-- Requirements --
Reproduce the records. Keep every word exact and include no images.

-- Material provided --
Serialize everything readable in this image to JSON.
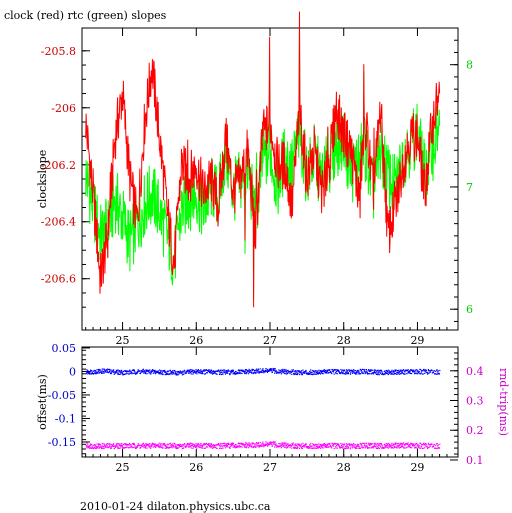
{
  "chart_data": [
    {
      "type": "line",
      "title": "clock (red) rtc (green) slopes",
      "ylabel": "clockslope",
      "x_ticks": [
        "25",
        "26",
        "27",
        "28",
        "29"
      ],
      "xlim": [
        24.45,
        29.55
      ],
      "ylim": [
        -206.78,
        -205.72
      ],
      "y_ticks": [
        "-205.8",
        "-206",
        "-206.2",
        "-206.4",
        "-206.6"
      ],
      "y2lim": [
        5.83,
        8.3
      ],
      "y2_ticks": [
        "8",
        "7",
        "6"
      ],
      "series": [
        {
          "color": "#ff0000",
          "axis": "left",
          "x": [
            24.5,
            24.6,
            24.7,
            24.8,
            24.9,
            25.0,
            25.1,
            25.2,
            25.3,
            25.4,
            25.5,
            25.6,
            25.7,
            25.8,
            25.9,
            26.0,
            26.1,
            26.2,
            26.3,
            26.4,
            26.5,
            26.6,
            26.7,
            26.8,
            26.9,
            27.0,
            27.1,
            27.2,
            27.3,
            27.4,
            27.5,
            27.6,
            27.7,
            27.8,
            27.9,
            28.0,
            28.1,
            28.2,
            28.3,
            28.4,
            28.5,
            28.6,
            28.7,
            28.8,
            28.9,
            29.0,
            29.1,
            29.2,
            29.3
          ],
          "values": [
            -206.05,
            -206.3,
            -206.6,
            -206.45,
            -206.1,
            -205.95,
            -206.25,
            -206.4,
            -206.05,
            -205.85,
            -206.1,
            -206.35,
            -206.55,
            -206.2,
            -206.25,
            -206.2,
            -206.3,
            -206.25,
            -206.35,
            -206.1,
            -206.3,
            -206.25,
            -206.15,
            -206.45,
            -206.1,
            -206.05,
            -206.2,
            -206.2,
            -206.35,
            -206.0,
            -206.25,
            -206.15,
            -206.3,
            -206.2,
            -206.0,
            -206.1,
            -206.15,
            -206.3,
            -206.05,
            -206.3,
            -206.0,
            -206.45,
            -206.35,
            -206.2,
            -206.1,
            -206.1,
            -206.3,
            -206.05,
            -205.95
          ]
        },
        {
          "color": "#00ff00",
          "axis": "right",
          "x": [
            24.5,
            24.6,
            24.7,
            24.8,
            24.9,
            25.0,
            25.1,
            25.2,
            25.3,
            25.4,
            25.5,
            25.6,
            25.7,
            25.8,
            25.9,
            26.0,
            26.1,
            26.2,
            26.3,
            26.4,
            26.5,
            26.6,
            26.7,
            26.8,
            26.9,
            27.0,
            27.1,
            27.2,
            27.3,
            27.4,
            27.5,
            27.6,
            27.7,
            27.8,
            27.9,
            28.0,
            28.1,
            28.2,
            28.3,
            28.4,
            28.5,
            28.6,
            28.7,
            28.8,
            28.9,
            29.0,
            29.1,
            29.2,
            29.3
          ],
          "values": [
            7.1,
            6.85,
            6.6,
            6.65,
            6.9,
            6.75,
            6.55,
            6.7,
            6.85,
            6.95,
            6.8,
            6.6,
            6.4,
            6.8,
            6.9,
            6.95,
            6.8,
            7.0,
            6.9,
            7.3,
            6.95,
            7.05,
            7.15,
            6.75,
            7.2,
            7.3,
            7.0,
            7.25,
            7.15,
            7.45,
            7.1,
            7.25,
            7.05,
            7.2,
            7.35,
            7.4,
            7.1,
            7.25,
            7.3,
            6.95,
            7.3,
            7.1,
            6.95,
            7.25,
            7.35,
            7.45,
            7.1,
            7.3,
            7.5
          ]
        }
      ]
    },
    {
      "type": "scatter",
      "ylabel": "offset(ms)",
      "y2label": "rnd-trip(ms)",
      "x_ticks": [
        "25",
        "26",
        "27",
        "28",
        "29"
      ],
      "xlim": [
        24.45,
        29.55
      ],
      "ylim": [
        -0.182,
        0.052
      ],
      "y_ticks": [
        "0.05",
        "0",
        "-0.05",
        "-0.1",
        "-0.15"
      ],
      "y2lim": [
        0.11,
        0.48
      ],
      "y2_ticks": [
        "0.4",
        "0.3",
        "0.2",
        "0.1"
      ],
      "series": [
        {
          "color": "#0000ff",
          "axis": "left",
          "x": [
            24.5,
            24.75,
            25.0,
            25.25,
            25.5,
            25.75,
            26.0,
            26.25,
            26.5,
            26.75,
            27.0,
            27.25,
            27.5,
            27.75,
            28.0,
            28.25,
            28.5,
            28.75,
            29.0,
            29.3
          ],
          "values": [
            0.0,
            0.002,
            -0.001,
            0.001,
            0.0,
            -0.002,
            0.001,
            0.0,
            -0.001,
            0.001,
            0.003,
            0.0,
            -0.001,
            0.001,
            0.0,
            0.001,
            -0.001,
            0.0,
            0.001,
            0.0
          ]
        },
        {
          "color": "#ff00ff",
          "axis": "right",
          "x": [
            24.5,
            24.75,
            25.0,
            25.25,
            25.5,
            25.75,
            26.0,
            26.25,
            26.5,
            26.75,
            27.0,
            27.25,
            27.5,
            27.75,
            28.0,
            28.25,
            28.5,
            28.75,
            29.0,
            29.3
          ],
          "values": [
            0.15,
            0.148,
            0.15,
            0.149,
            0.151,
            0.148,
            0.15,
            0.149,
            0.15,
            0.151,
            0.155,
            0.15,
            0.149,
            0.15,
            0.148,
            0.15,
            0.149,
            0.151,
            0.15,
            0.149
          ]
        }
      ]
    }
  ],
  "footer": "2010-01-24 dilaton.physics.ubc.ca"
}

-- Exercise result --
Serialize everything readable in this image to JSON.
{
  "chart_data": [
    {
      "type": "line",
      "title": "clock (red) rtc (green) slopes",
      "ylabel": "clockslope",
      "x_ticks": [
        "25",
        "26",
        "27",
        "28",
        "29"
      ],
      "xlim": [
        24.45,
        29.55
      ],
      "ylim": [
        -206.78,
        -205.72
      ],
      "y_ticks": [
        "-205.8",
        "-206",
        "-206.2",
        "-206.4",
        "-206.6"
      ],
      "y2lim": [
        5.83,
        8.3
      ],
      "y2_ticks": [
        "8",
        "7",
        "6"
      ],
      "series": [
        {
          "color": "#ff0000",
          "axis": "left",
          "x": [
            24.5,
            24.6,
            24.7,
            24.8,
            24.9,
            25.0,
            25.1,
            25.2,
            25.3,
            25.4,
            25.5,
            25.6,
            25.7,
            25.8,
            25.9,
            26.0,
            26.1,
            26.2,
            26.3,
            26.4,
            26.5,
            26.6,
            26.7,
            26.8,
            26.9,
            27.0,
            27.1,
            27.2,
            27.3,
            27.4,
            27.5,
            27.6,
            27.7,
            27.8,
            27.9,
            28.0,
            28.1,
            28.2,
            28.3,
            28.4,
            28.5,
            28.6,
            28.7,
            28.8,
            28.9,
            29.0,
            29.1,
            29.2,
            29.3
          ],
          "values": [
            -206.05,
            -206.3,
            -206.6,
            -206.45,
            -206.1,
            -205.95,
            -206.25,
            -206.4,
            -206.05,
            -205.85,
            -206.1,
            -206.35,
            -206.55,
            -206.2,
            -206.25,
            -206.2,
            -206.3,
            -206.25,
            -206.35,
            -206.1,
            -206.3,
            -206.25,
            -206.15,
            -206.45,
            -206.1,
            -206.05,
            -206.2,
            -206.2,
            -206.35,
            -206.0,
            -206.25,
            -206.15,
            -206.3,
            -206.2,
            -206.0,
            -206.1,
            -206.15,
            -206.3,
            -206.05,
            -206.3,
            -206.0,
            -206.45,
            -206.35,
            -206.2,
            -206.1,
            -206.1,
            -206.3,
            -206.05,
            -205.95
          ]
        },
        {
          "color": "#00ff00",
          "axis": "right",
          "x": [
            24.5,
            24.6,
            24.7,
            24.8,
            24.9,
            25.0,
            25.1,
            25.2,
            25.3,
            25.4,
            25.5,
            25.6,
            25.7,
            25.8,
            25.9,
            26.0,
            26.1,
            26.2,
            26.3,
            26.4,
            26.5,
            26.6,
            26.7,
            26.8,
            26.9,
            27.0,
            27.1,
            27.2,
            27.3,
            27.4,
            27.5,
            27.6,
            27.7,
            27.8,
            27.9,
            28.0,
            28.1,
            28.2,
            28.3,
            28.4,
            28.5,
            28.6,
            28.7,
            28.8,
            28.9,
            29.0,
            29.1,
            29.2,
            29.3
          ],
          "values": [
            7.1,
            6.85,
            6.6,
            6.65,
            6.9,
            6.75,
            6.55,
            6.7,
            6.85,
            6.95,
            6.8,
            6.6,
            6.4,
            6.8,
            6.9,
            6.95,
            6.8,
            7.0,
            6.9,
            7.3,
            6.95,
            7.05,
            7.15,
            6.75,
            7.2,
            7.3,
            7.0,
            7.25,
            7.15,
            7.45,
            7.1,
            7.25,
            7.05,
            7.2,
            7.35,
            7.4,
            7.1,
            7.25,
            7.3,
            6.95,
            7.3,
            7.1,
            6.95,
            7.25,
            7.35,
            7.45,
            7.1,
            7.3,
            7.5
          ]
        }
      ]
    },
    {
      "type": "scatter",
      "ylabel": "offset(ms)",
      "y2label": "rnd-trip(ms)",
      "x_ticks": [
        "25",
        "26",
        "27",
        "28",
        "29"
      ],
      "xlim": [
        24.45,
        29.55
      ],
      "ylim": [
        -0.182,
        0.052
      ],
      "y_ticks": [
        "0.05",
        "0",
        "-0.05",
        "-0.1",
        "-0.15"
      ],
      "y2lim": [
        0.11,
        0.48
      ],
      "y2_ticks": [
        "0.4",
        "0.3",
        "0.2",
        "0.1"
      ],
      "series": [
        {
          "color": "#0000ff",
          "axis": "left",
          "x": [
            24.5,
            24.75,
            25.0,
            25.25,
            25.5,
            25.75,
            26.0,
            26.25,
            26.5,
            26.75,
            27.0,
            27.25,
            27.5,
            27.75,
            28.0,
            28.25,
            28.5,
            28.75,
            29.0,
            29.3
          ],
          "values": [
            0.0,
            0.002,
            -0.001,
            0.001,
            0.0,
            -0.002,
            0.001,
            0.0,
            -0.001,
            0.001,
            0.003,
            0.0,
            -0.001,
            0.001,
            0.0,
            0.001,
            -0.001,
            0.0,
            0.001,
            0.0
          ]
        },
        {
          "color": "#ff00ff",
          "axis": "right",
          "x": [
            24.5,
            24.75,
            25.0,
            25.25,
            25.5,
            25.75,
            26.0,
            26.25,
            26.5,
            26.75,
            27.0,
            27.25,
            27.5,
            27.75,
            28.0,
            28.25,
            28.5,
            28.75,
            29.0,
            29.3
          ],
          "values": [
            0.15,
            0.148,
            0.15,
            0.149,
            0.151,
            0.148,
            0.15,
            0.149,
            0.15,
            0.151,
            0.155,
            0.15,
            0.149,
            0.15,
            0.148,
            0.15,
            0.149,
            0.151,
            0.15,
            0.149
          ]
        }
      ]
    }
  ],
  "footer": "2010-01-24 dilaton.physics.ubc.ca"
}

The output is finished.